↓

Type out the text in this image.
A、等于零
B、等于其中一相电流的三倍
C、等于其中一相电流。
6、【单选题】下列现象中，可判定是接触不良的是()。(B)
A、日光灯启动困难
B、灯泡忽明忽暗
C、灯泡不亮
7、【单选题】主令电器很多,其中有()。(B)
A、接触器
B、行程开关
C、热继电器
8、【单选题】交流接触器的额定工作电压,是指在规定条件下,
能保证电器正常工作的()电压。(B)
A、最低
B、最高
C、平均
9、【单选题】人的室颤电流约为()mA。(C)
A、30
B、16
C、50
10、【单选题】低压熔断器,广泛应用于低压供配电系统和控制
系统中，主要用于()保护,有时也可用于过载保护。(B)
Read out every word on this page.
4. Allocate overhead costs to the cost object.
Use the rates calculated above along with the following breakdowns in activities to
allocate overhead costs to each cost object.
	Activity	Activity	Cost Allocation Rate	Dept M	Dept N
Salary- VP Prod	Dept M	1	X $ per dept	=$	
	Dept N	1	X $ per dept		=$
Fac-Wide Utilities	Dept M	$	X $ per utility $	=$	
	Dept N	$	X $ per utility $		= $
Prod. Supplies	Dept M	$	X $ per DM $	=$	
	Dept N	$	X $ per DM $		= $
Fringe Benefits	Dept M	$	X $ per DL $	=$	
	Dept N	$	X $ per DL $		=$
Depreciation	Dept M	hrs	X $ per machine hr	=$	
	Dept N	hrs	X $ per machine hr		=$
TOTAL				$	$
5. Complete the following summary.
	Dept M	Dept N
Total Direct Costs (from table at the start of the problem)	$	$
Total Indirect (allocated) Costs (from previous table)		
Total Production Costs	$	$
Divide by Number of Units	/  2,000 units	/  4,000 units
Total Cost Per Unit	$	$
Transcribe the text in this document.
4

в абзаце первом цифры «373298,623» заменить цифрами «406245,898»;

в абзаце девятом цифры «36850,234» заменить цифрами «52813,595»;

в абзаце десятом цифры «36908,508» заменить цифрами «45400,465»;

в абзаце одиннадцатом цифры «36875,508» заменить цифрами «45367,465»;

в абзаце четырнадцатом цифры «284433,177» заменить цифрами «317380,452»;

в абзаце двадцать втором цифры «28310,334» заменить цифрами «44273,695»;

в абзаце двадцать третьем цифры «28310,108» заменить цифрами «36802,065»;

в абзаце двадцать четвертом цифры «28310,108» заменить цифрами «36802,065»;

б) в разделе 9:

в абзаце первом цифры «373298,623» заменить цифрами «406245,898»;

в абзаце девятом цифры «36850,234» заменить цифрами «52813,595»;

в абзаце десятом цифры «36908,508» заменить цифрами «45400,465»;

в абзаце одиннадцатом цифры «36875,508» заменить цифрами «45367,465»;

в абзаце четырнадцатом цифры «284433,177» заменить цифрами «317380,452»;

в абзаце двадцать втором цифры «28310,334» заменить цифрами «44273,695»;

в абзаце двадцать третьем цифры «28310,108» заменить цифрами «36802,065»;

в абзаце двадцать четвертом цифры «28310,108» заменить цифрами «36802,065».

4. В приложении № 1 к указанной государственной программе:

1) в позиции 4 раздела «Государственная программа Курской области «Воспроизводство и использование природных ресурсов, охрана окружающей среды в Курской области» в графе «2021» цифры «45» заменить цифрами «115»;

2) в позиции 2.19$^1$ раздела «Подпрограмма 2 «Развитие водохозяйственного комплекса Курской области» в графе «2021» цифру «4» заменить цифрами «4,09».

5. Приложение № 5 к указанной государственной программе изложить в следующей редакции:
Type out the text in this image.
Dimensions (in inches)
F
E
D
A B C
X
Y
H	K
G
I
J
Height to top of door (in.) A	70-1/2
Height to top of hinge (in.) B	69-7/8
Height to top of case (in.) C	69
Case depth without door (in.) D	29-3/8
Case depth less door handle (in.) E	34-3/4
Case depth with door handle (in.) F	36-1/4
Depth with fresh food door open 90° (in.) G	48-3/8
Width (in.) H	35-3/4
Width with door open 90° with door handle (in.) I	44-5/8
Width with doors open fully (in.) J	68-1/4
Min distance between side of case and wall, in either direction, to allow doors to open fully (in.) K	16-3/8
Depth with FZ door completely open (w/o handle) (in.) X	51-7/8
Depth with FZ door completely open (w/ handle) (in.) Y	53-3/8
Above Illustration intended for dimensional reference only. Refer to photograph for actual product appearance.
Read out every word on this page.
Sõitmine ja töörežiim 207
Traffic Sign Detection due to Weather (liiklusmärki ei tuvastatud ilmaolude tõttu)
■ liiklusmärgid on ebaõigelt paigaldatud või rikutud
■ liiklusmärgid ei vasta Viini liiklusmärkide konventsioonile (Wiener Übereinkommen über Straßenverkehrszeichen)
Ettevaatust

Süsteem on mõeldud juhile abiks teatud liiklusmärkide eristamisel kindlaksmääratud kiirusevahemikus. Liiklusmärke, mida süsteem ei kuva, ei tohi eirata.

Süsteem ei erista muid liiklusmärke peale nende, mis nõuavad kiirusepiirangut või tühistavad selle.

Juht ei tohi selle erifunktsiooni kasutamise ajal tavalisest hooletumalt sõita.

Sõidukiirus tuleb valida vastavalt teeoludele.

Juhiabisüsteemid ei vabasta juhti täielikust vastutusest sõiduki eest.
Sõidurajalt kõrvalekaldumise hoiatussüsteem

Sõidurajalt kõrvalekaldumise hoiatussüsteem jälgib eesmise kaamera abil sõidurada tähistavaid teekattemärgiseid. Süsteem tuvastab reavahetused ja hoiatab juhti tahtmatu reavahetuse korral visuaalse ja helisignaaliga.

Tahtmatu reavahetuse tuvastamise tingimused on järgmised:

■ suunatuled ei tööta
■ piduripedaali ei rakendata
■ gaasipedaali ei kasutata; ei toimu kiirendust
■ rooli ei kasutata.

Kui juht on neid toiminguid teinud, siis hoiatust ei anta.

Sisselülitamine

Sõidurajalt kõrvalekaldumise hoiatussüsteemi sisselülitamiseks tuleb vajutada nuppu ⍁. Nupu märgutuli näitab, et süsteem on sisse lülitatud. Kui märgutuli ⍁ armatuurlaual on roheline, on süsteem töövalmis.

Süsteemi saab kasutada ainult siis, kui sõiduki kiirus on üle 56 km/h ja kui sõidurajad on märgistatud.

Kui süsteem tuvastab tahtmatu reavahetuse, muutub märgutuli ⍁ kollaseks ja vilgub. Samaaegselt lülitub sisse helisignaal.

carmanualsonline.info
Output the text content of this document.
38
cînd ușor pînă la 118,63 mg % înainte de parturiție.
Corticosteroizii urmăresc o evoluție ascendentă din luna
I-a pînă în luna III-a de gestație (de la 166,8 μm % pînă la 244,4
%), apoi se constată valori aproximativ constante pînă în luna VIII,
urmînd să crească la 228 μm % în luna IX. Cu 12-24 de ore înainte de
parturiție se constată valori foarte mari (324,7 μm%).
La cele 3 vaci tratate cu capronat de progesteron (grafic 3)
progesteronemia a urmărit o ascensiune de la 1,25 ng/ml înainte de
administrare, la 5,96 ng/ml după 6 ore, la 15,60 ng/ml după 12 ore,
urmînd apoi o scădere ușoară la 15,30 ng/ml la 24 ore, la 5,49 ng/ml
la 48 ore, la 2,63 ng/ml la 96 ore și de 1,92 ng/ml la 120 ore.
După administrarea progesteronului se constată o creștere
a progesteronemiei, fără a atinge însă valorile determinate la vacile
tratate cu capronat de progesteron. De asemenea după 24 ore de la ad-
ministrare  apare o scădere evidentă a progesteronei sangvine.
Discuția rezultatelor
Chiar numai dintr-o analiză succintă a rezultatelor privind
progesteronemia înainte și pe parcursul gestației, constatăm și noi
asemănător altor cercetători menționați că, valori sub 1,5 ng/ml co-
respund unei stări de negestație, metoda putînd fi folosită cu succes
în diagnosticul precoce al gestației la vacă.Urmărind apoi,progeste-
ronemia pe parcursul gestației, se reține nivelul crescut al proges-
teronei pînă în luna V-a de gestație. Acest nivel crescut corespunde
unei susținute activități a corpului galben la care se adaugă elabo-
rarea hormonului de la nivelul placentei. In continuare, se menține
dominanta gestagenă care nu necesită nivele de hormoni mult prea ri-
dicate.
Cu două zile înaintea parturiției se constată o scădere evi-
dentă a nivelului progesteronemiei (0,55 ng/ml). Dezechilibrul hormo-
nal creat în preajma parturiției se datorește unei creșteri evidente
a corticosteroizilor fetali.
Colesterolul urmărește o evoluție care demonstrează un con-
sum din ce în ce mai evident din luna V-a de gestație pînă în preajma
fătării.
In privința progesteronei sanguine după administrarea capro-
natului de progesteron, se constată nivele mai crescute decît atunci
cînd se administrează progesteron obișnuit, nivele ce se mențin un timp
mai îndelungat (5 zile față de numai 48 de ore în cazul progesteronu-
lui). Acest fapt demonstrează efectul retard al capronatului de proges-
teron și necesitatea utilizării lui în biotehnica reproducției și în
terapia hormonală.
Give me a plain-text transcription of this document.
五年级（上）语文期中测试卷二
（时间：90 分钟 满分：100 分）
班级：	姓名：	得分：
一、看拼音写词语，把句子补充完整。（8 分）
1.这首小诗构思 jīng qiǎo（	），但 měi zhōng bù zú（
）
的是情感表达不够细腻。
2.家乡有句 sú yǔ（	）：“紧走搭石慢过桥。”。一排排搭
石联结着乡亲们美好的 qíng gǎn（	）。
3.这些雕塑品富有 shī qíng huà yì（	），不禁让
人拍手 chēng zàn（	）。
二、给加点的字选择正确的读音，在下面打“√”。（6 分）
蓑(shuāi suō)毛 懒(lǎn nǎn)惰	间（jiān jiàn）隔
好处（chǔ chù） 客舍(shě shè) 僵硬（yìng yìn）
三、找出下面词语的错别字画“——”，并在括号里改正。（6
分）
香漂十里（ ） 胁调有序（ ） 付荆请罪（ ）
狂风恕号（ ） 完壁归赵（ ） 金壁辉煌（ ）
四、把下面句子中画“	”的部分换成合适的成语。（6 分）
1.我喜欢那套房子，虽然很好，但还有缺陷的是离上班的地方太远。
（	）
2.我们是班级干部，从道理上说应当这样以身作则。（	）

↑

→ **WHAT YOU ARE ASKED TO DO**
Find the lines above that contain the word "siis" and collect them.

→ **EXERCISE RESULT**
Kui juht on neid toiminguid teinud, siis hoiatust ei anta.
Süsteemi saab kasutada ainult siis, kui sõiduki kiirus on üle 56 km/h ja kui sõidurajad on märgistatud.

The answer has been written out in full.